Recorded data:
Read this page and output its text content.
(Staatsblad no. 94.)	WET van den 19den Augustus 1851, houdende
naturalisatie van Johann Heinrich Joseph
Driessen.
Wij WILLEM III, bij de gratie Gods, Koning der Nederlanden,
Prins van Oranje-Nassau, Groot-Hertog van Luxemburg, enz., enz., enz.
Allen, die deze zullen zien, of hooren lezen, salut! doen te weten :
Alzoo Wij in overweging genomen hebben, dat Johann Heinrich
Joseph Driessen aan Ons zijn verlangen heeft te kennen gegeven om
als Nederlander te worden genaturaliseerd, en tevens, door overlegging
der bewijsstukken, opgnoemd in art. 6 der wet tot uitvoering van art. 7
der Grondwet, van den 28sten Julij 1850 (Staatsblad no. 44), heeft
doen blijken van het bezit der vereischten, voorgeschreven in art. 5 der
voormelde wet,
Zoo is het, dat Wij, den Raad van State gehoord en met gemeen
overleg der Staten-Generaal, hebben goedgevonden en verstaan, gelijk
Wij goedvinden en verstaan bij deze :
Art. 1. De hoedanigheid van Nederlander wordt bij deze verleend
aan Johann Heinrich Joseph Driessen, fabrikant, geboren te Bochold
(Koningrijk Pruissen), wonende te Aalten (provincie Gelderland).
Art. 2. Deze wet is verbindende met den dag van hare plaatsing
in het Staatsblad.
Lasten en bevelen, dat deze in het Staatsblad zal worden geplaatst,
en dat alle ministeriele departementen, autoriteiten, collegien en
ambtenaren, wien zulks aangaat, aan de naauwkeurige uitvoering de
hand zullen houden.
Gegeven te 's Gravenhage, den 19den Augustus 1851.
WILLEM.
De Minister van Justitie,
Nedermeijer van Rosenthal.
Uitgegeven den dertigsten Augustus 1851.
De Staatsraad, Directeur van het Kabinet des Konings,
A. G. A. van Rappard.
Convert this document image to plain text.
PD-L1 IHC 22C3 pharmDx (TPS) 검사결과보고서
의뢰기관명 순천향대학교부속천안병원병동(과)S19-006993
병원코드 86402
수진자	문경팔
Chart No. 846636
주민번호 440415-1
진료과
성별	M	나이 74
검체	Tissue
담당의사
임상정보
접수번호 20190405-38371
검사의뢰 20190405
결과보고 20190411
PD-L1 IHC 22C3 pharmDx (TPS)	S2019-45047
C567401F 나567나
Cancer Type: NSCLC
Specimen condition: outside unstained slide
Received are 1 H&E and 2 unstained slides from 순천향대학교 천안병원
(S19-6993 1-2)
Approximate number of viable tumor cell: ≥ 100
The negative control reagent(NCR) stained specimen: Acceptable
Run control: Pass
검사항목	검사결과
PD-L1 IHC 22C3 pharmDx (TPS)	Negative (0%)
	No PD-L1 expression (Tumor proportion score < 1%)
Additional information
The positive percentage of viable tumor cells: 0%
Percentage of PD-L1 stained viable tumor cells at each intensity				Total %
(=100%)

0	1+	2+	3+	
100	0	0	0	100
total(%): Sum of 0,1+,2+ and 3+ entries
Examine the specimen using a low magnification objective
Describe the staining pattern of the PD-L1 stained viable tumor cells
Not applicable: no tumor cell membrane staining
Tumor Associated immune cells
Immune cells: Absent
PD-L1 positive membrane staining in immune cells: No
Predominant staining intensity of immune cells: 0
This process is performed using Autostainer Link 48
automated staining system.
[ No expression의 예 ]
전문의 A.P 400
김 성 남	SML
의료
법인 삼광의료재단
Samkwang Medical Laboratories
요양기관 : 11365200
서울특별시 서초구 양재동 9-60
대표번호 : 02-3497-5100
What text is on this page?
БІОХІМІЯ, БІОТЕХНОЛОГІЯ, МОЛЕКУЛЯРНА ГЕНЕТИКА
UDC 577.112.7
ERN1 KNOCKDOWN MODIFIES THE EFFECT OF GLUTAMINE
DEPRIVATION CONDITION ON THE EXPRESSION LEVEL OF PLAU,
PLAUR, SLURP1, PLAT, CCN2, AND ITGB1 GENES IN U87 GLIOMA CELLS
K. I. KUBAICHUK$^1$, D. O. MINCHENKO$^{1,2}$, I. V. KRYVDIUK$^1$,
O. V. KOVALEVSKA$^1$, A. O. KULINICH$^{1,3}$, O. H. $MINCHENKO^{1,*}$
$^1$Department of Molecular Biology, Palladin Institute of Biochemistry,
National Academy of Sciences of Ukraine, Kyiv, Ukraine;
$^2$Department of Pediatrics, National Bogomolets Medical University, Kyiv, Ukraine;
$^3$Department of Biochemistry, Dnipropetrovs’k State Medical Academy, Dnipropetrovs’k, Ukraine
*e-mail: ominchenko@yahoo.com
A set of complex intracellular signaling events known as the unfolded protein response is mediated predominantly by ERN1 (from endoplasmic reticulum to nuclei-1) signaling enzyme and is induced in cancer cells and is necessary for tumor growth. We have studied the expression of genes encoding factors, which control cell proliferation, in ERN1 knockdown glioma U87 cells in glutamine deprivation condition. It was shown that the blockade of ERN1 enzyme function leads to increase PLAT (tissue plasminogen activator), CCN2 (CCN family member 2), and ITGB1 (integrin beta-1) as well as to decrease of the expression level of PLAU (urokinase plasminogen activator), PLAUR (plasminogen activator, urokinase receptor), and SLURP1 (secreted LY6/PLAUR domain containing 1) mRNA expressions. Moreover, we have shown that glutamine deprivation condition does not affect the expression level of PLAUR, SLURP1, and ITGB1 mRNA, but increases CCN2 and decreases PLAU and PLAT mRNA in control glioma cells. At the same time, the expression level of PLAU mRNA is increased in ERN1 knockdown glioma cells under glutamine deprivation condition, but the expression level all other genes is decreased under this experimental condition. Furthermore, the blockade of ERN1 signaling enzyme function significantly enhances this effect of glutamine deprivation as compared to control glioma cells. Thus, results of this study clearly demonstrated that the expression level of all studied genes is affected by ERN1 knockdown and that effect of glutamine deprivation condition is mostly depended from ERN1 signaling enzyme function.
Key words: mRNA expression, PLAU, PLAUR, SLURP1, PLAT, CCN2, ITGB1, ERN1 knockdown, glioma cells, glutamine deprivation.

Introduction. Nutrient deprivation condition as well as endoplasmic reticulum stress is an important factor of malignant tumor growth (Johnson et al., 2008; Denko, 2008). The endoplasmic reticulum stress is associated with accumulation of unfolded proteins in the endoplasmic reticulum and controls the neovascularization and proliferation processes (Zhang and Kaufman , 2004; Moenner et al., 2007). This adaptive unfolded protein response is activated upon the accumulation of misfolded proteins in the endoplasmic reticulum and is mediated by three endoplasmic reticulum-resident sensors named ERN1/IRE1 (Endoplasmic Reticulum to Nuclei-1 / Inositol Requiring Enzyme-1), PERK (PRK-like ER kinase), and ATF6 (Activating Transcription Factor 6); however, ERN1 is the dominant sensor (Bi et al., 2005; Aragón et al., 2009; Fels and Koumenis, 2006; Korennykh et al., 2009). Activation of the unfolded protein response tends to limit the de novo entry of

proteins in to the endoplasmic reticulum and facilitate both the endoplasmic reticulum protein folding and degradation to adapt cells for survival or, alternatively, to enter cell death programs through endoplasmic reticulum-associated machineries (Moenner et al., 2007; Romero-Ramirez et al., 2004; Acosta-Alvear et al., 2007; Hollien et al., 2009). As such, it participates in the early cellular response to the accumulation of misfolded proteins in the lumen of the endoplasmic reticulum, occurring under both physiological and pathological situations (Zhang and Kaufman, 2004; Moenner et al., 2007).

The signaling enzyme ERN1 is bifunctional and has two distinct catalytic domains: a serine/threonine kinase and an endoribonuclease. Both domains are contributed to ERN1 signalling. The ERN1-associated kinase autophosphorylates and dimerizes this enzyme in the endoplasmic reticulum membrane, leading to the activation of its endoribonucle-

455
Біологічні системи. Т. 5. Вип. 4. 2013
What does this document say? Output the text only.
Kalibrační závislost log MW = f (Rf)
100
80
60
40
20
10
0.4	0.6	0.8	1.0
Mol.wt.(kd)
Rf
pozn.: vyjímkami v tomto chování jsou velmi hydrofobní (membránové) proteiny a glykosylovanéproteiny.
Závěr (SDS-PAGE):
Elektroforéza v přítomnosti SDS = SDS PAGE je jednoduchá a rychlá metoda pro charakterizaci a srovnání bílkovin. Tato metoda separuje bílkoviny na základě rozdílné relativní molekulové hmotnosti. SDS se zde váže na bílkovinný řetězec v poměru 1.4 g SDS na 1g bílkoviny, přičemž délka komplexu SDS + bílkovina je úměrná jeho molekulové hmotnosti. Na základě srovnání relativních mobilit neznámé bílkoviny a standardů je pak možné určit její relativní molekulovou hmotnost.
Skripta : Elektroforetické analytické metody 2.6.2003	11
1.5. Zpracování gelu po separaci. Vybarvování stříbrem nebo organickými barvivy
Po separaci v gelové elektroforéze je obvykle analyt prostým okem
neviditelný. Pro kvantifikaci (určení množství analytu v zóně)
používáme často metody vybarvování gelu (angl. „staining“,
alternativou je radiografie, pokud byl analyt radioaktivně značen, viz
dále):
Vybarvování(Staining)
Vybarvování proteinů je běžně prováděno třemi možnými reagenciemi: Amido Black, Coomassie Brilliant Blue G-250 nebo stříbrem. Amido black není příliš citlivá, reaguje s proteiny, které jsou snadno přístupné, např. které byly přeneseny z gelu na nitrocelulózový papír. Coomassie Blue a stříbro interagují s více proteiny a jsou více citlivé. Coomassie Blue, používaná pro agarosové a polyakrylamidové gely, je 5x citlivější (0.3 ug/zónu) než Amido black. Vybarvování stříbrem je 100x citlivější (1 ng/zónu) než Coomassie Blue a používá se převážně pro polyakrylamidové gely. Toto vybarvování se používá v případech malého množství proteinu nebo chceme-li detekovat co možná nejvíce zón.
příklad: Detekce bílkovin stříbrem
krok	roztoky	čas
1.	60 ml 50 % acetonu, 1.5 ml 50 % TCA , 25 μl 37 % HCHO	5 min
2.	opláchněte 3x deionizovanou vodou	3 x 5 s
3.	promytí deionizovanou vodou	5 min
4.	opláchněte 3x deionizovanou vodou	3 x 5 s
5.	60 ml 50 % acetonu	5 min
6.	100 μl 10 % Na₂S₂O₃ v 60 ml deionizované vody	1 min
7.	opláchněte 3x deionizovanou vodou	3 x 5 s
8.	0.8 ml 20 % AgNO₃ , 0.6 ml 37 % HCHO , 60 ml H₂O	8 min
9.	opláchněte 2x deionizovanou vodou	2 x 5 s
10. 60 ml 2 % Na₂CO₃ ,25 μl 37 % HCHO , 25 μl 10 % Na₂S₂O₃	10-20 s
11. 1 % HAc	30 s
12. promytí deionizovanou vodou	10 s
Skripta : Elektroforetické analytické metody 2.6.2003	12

#### Task statement
Scan the data above; copy every line where "viable" appears.

#### Answer section
Approximate number of viable tumor cell: ≥ 100
The positive percentage of viable tumor cells: 0%
Percentage of PD-L1 stained viable tumor cells at each intensity				Total %
Describe the staining pattern of the PD-L1 stained viable tumor cells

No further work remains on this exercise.